At some point thereafter, Plein was ousted and Cameron became president. Alpen issued a promissory note for the $30,000 that Cameron had advanced to Alpen, secured by another deed of trust on the property. Then, one of the trade creditors sued Alpen in Thurston County Superior Court. The record does not contain any information about that suit beyond the parties’ brief descriptions, but it evidently involved a number of claims and cross-claims resulting in payment to the creditor who sued and a judgment entered against Alpen in favor of Plein for $45,000, which Plein recorded. In addition, Cameron received all the stock in Alpen.

At this point, the creditors, in order of their secured interests in the log home property, were (1) Columbia, (2) Sunset, (3) the unpaid trade creditors, (4) Cameron, and (5) Plein. Any equity remaining in the property would be that of Alpen.

According to plaintiffs, “around the time the Thurston County suit was being litigated,” the note to Columbia Bank came due and Columbia refused to extend the loan. Clerk’s Papers (CP) at 105. In October 1998, Cameron paid the amount due to Columbia with his personal funds and Columbia endorsed the note to Cameron. In addition, Columbia assigned the beneficial interest in its deed of trust to Cameron. Then, in December 1998, the pivotal transaction in this case occurred. Cameron paid the amount due Sunset, Sunset endorsed the promissory note for this loan to Cameron, and Sunset assigned its beneficial interest in its deed of trust to Cameron.

By these two transactions, Cameron, as beneficiary of the two deeds of trust originally issued to Columbia Bank and Sunset, claimed secured interests in the property superior to all other secured interests. He also continued to have a secured interest junior to the trade creditors based on his loan of $30,000 to Alpen.

*220In October 1999, Cameron, as assignee of the Sunset note, hired attorney Chester Lackey to begin nonjudicial foreclosure proceedings as a result of Alpen’s default on the Sunset note. All of the secured creditors received notice of the foreclosure informing them that the trustee’s sale of the property would be held on March 31, 2000.

On February 7, 2000, Plein and the trade creditors (hereafter Plein) brought this suit against Cameron and Lackey (hereafter Cameron), seeking a permanent injunction barring the trustee’s sale and a declaration that the deed of trust was void because the underlying debt had been paid, i.e., there was no default on the underlying debt. Plein did not seek a preliminary injunction or any other order restraining the sale. On March 28, three days before the scheduled sale, Plein filed a motion for summary judgment, claiming that undisputed facts showed that Cameron paid off the Sunset note on behalf of Alpen, thus extinguishing the debt. Plein further claimed that he was entitled to an order declaring that his and the trade creditors’ security interests were superior to Cameron’s and that the foreclosure proceedings were void.

__TASK REQUIREMENTS__
Extract from the foreclosure case text above the span starting with "On February 7, 2000, Plein" and going on through "proceedings were void.".

__DATASET EXCERPT__
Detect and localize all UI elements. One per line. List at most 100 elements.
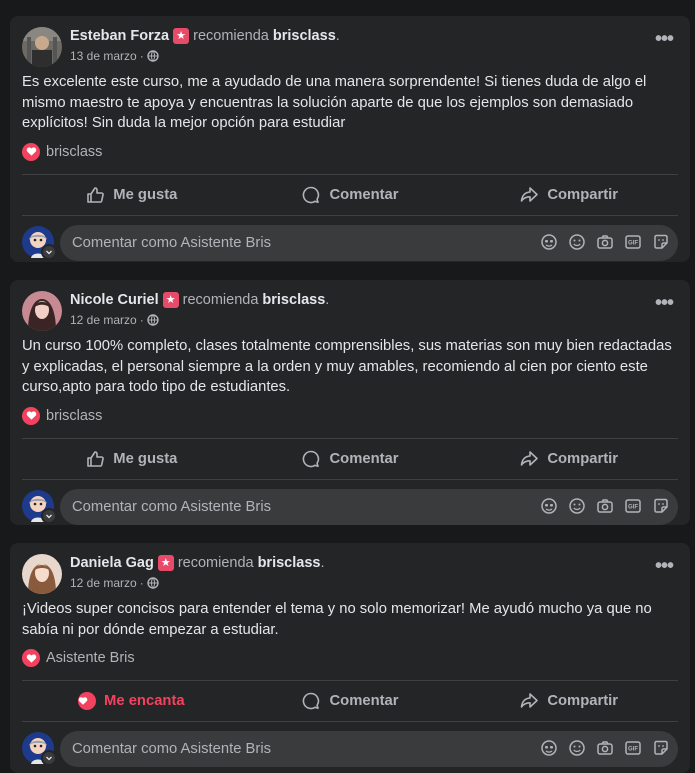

__RESULT FOR THIS EXERCISE__
On February 7, 2000, Plein and the trade creditors (hereafter Plein) brought this suit against Cameron and Lackey (hereafter Cameron), seeking a permanent injunction barring the trustee’s sale and a declaration that the deed of trust was void because the underlying debt had been paid, i.e., there was no default on the underlying debt. Plein did not seek a preliminary injunction or any other order restraining the sale. On March 28, three days before the scheduled sale, Plein filed a motion for summary judgment, claiming that undisputed facts showed that Cameron paid off the Sunset note on behalf of Alpen, thus extinguishing the debt. Plein further claimed that he was entitled to an order declaring that his and the trade creditors’ security interests were superior to Cameron’s and that the foreclosure proceedings were void.